▶ TO DO:
Your answer should be one number: how many lines of the records hold the string "levels".

(Figure contents as structured data)
>> BEGIN
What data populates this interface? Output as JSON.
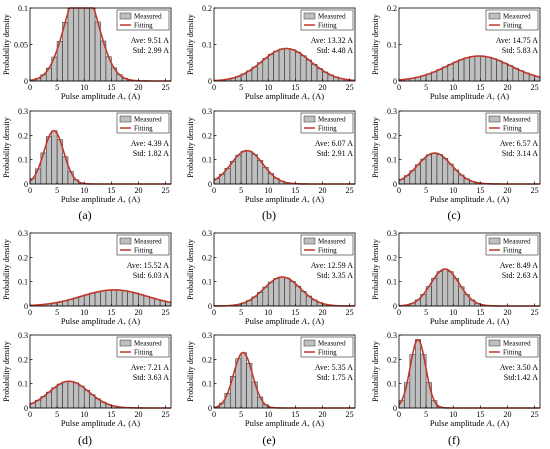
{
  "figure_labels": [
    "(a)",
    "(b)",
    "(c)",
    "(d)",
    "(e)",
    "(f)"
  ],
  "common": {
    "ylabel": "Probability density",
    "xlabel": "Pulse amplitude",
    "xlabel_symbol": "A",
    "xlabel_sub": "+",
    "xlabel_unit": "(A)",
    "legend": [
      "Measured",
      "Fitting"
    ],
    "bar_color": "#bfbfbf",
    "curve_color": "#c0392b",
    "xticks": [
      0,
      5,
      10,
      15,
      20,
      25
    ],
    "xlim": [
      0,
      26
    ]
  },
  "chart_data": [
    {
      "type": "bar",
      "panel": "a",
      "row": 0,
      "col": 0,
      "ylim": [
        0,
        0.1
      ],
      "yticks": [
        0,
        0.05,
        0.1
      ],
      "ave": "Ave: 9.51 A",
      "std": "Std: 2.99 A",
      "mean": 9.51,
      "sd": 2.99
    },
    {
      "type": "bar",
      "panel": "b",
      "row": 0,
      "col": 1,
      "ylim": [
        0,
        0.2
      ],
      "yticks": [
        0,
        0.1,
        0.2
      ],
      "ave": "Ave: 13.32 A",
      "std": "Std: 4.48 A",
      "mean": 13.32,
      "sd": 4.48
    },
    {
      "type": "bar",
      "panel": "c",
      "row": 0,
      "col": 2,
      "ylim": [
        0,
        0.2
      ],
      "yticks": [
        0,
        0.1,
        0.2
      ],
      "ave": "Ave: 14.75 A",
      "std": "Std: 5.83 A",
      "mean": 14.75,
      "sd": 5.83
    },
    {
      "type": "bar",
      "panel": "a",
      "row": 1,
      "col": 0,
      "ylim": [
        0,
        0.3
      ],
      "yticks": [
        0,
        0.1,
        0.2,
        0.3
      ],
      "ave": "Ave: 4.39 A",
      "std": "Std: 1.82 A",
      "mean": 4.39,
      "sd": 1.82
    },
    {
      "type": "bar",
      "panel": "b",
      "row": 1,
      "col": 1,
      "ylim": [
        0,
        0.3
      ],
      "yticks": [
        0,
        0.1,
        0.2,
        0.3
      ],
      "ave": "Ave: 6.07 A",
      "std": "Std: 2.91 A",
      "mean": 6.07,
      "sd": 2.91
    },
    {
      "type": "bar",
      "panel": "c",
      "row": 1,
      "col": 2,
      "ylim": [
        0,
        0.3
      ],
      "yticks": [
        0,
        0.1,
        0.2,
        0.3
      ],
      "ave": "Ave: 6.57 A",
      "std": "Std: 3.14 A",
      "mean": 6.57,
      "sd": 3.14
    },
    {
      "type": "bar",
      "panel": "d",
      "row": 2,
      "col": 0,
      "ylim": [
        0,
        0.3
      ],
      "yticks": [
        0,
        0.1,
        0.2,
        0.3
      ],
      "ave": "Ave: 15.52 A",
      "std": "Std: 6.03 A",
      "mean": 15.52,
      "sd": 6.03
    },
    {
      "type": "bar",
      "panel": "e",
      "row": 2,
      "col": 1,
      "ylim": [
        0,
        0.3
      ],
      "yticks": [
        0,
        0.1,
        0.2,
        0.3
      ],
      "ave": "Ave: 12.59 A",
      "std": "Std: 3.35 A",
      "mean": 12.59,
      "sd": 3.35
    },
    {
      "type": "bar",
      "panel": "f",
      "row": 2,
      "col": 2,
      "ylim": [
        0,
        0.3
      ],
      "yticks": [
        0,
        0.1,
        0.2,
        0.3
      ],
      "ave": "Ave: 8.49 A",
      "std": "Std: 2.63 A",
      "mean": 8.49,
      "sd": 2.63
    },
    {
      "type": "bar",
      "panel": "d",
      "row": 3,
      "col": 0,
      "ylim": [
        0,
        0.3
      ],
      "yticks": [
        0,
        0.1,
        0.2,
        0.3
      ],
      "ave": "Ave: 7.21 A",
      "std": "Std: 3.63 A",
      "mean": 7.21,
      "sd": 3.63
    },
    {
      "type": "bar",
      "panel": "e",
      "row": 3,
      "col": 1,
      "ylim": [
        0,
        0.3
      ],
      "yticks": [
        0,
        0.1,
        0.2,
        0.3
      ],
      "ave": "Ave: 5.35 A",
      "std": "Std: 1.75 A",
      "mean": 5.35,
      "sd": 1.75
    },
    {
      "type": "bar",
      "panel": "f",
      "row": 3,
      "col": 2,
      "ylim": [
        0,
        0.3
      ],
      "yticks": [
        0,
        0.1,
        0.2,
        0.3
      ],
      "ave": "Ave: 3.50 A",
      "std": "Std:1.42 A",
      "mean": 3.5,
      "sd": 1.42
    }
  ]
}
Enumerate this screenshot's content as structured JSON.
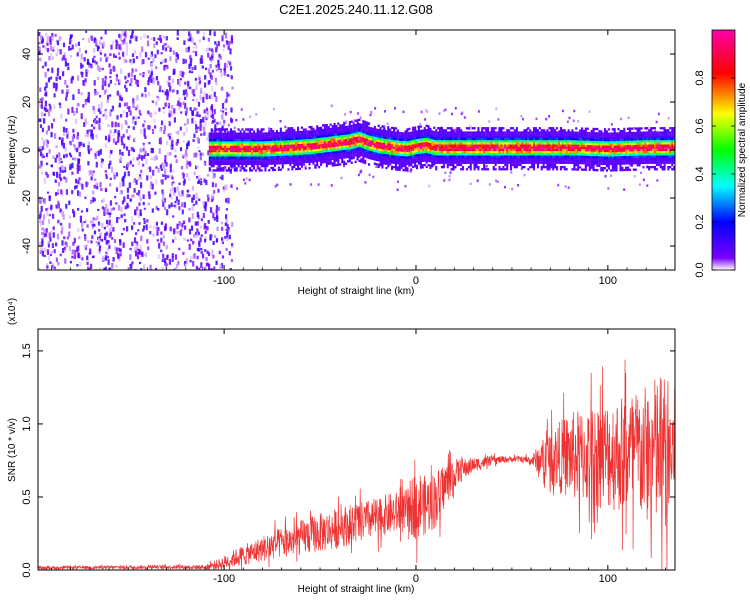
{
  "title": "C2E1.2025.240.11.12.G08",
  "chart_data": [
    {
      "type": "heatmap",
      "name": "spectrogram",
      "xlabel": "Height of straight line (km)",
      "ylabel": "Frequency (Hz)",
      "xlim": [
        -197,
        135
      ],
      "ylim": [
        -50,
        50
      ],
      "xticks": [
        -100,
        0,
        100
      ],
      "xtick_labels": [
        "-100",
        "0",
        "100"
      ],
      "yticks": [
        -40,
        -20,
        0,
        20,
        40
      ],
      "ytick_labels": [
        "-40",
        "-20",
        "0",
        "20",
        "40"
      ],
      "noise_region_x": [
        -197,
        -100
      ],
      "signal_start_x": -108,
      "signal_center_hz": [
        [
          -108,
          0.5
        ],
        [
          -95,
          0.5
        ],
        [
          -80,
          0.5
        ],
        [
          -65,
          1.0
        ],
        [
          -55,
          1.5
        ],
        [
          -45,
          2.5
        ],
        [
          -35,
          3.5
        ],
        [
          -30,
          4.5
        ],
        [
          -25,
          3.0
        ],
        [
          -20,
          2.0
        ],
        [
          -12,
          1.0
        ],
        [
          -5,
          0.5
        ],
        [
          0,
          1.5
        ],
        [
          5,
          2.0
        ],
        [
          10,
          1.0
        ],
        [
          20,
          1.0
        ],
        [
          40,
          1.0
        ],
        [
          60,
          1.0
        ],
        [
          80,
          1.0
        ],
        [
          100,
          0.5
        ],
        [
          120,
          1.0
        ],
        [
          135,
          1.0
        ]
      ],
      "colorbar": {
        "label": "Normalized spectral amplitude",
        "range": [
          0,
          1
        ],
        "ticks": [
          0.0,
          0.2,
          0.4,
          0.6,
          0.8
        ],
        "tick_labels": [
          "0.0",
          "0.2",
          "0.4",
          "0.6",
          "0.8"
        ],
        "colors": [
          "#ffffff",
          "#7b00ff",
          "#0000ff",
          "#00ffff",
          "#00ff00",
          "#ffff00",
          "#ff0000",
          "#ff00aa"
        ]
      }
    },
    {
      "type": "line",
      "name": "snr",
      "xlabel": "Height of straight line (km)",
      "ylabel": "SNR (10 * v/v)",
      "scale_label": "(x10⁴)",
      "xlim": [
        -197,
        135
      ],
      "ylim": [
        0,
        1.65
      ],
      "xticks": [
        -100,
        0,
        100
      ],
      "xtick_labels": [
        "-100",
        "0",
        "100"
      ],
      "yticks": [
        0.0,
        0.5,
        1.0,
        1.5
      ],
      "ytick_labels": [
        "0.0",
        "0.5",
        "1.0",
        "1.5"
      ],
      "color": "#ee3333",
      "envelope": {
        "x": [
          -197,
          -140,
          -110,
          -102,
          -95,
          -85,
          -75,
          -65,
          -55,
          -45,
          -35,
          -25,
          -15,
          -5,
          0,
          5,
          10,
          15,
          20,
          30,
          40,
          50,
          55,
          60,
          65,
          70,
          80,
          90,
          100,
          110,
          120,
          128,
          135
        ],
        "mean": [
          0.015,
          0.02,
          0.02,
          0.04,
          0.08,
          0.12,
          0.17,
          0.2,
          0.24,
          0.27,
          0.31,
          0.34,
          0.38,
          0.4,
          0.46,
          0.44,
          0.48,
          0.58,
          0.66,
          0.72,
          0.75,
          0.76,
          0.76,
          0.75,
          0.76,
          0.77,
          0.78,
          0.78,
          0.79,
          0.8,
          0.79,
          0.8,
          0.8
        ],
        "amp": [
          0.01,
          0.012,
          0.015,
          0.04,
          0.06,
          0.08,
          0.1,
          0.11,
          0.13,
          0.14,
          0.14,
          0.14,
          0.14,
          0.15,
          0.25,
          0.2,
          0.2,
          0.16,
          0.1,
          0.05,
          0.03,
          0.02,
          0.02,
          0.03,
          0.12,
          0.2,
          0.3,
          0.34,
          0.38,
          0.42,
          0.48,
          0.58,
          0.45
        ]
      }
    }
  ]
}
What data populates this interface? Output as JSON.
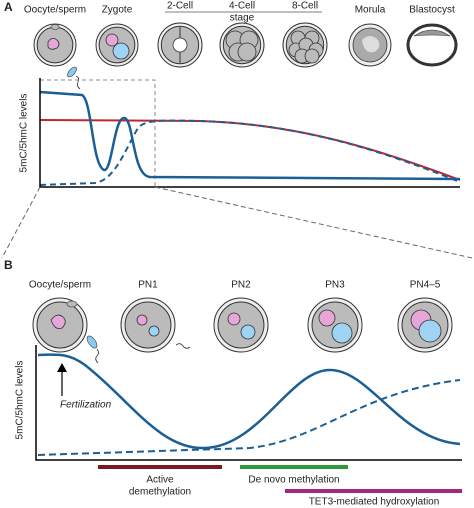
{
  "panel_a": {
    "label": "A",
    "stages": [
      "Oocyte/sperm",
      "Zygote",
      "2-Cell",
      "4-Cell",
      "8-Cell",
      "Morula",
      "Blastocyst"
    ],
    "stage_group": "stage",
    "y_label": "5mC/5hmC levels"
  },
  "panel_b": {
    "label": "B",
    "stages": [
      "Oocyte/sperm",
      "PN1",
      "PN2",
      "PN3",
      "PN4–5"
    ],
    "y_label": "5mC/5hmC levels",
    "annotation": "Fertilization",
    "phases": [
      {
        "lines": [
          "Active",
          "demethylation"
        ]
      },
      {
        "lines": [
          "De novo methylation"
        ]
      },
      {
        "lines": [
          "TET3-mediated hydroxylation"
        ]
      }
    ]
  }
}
>> END
▶ RESPONSE TO THE EXERCISE:
2